Goal -
Give the number of lines in this listing that contain the word "berinti", and nothing else.

Records for processing -

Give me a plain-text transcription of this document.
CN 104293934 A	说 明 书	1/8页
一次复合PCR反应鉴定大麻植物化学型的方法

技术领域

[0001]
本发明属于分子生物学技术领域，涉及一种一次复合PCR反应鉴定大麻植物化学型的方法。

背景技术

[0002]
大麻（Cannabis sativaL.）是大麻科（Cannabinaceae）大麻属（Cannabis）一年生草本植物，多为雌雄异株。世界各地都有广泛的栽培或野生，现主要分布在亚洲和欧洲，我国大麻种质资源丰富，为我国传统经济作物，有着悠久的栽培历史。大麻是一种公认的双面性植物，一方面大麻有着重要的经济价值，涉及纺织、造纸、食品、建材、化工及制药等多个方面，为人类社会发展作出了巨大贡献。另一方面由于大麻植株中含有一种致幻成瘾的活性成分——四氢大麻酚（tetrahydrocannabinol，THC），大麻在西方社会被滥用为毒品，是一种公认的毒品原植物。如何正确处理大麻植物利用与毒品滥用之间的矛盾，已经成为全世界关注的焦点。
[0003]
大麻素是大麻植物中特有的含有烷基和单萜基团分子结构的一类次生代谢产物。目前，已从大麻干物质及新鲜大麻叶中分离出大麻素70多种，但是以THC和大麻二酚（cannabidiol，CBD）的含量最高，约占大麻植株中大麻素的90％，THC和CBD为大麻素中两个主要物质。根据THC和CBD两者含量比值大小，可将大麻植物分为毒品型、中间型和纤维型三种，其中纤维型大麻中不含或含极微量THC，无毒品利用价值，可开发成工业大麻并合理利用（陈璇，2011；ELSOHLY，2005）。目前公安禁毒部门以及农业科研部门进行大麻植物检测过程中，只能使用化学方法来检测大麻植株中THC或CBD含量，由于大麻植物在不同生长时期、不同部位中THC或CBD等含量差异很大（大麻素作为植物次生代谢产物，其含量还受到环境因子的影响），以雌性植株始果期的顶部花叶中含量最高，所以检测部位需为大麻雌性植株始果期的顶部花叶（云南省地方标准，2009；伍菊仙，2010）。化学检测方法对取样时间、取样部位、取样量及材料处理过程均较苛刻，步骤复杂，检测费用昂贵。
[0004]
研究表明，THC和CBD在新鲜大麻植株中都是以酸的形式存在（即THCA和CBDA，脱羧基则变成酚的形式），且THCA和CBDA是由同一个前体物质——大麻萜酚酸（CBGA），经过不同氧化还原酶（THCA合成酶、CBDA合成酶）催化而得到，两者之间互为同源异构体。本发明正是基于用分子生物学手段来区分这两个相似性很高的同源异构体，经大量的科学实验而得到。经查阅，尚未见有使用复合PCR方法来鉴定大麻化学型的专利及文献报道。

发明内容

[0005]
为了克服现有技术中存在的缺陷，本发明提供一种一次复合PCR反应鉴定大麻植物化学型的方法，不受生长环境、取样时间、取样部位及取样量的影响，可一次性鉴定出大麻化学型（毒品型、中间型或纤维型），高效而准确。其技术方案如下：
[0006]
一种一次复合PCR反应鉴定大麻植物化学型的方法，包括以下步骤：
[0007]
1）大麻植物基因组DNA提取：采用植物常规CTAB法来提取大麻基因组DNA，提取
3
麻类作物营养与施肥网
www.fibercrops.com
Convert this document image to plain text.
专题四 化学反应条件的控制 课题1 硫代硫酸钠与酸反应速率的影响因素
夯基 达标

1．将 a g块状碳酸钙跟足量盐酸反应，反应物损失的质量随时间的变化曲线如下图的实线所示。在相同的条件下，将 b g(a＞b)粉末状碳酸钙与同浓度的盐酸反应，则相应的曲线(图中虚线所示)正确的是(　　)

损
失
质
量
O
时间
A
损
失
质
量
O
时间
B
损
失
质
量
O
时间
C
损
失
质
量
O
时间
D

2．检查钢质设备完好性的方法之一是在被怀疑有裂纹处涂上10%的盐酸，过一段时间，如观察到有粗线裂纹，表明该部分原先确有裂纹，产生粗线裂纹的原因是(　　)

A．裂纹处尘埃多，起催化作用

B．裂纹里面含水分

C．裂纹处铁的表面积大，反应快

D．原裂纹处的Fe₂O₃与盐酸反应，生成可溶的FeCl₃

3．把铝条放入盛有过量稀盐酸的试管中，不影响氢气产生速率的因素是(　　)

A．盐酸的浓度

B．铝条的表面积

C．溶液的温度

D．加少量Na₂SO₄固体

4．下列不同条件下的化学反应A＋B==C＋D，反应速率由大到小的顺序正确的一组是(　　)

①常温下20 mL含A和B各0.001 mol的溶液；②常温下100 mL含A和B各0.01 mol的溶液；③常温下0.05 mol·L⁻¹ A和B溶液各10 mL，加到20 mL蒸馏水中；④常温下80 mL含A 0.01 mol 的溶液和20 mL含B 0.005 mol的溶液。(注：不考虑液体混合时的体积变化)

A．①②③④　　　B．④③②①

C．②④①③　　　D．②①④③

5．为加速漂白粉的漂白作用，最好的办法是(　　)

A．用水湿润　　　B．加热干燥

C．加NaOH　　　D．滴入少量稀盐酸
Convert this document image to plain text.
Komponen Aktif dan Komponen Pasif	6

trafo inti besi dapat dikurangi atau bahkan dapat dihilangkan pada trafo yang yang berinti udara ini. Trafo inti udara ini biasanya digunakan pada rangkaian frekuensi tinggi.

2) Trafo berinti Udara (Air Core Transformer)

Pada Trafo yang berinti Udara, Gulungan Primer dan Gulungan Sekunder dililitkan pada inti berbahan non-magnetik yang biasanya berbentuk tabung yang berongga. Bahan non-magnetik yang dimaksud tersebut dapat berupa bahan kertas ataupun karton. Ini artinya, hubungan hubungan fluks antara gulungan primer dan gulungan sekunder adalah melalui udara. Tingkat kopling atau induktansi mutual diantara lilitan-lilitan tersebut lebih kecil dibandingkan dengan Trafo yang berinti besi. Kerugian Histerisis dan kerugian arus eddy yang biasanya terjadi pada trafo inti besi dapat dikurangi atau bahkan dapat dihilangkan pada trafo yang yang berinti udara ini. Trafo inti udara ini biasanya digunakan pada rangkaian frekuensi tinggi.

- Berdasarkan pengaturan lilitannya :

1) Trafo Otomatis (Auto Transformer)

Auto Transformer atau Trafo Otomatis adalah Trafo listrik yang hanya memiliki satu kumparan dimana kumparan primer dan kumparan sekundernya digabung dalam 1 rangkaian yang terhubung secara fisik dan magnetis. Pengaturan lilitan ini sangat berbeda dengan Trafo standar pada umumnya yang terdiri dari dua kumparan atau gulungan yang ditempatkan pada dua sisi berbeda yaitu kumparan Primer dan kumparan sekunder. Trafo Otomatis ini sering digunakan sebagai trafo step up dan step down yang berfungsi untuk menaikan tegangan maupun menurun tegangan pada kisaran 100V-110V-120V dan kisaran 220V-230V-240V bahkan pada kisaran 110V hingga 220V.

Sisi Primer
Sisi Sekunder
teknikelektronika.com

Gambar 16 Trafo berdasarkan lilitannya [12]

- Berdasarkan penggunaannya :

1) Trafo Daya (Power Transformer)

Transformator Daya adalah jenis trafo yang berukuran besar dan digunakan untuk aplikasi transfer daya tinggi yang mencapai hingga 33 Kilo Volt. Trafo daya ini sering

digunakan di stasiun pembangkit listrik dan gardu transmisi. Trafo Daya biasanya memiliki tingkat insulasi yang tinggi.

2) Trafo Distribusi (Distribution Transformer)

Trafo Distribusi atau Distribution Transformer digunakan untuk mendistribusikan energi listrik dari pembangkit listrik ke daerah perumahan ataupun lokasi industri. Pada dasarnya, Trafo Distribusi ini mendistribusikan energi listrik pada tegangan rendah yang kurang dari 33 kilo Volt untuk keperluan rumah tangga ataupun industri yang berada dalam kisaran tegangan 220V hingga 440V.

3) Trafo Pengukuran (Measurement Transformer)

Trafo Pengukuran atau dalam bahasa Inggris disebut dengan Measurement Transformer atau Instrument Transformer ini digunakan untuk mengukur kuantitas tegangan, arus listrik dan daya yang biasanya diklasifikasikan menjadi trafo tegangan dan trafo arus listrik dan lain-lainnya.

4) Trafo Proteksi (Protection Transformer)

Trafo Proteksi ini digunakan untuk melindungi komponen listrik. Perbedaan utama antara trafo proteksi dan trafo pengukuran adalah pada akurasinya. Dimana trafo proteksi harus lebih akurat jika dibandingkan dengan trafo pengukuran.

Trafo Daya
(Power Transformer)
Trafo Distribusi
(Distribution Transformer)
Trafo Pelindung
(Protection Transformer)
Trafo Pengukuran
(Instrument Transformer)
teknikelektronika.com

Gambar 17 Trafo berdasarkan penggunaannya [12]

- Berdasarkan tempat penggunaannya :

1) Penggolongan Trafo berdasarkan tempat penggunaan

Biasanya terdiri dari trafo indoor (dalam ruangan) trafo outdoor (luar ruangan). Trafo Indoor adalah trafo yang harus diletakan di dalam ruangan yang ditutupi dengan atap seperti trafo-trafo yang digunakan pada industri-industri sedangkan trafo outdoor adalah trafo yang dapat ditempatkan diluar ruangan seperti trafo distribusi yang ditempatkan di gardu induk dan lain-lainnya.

Result for this exercise -
3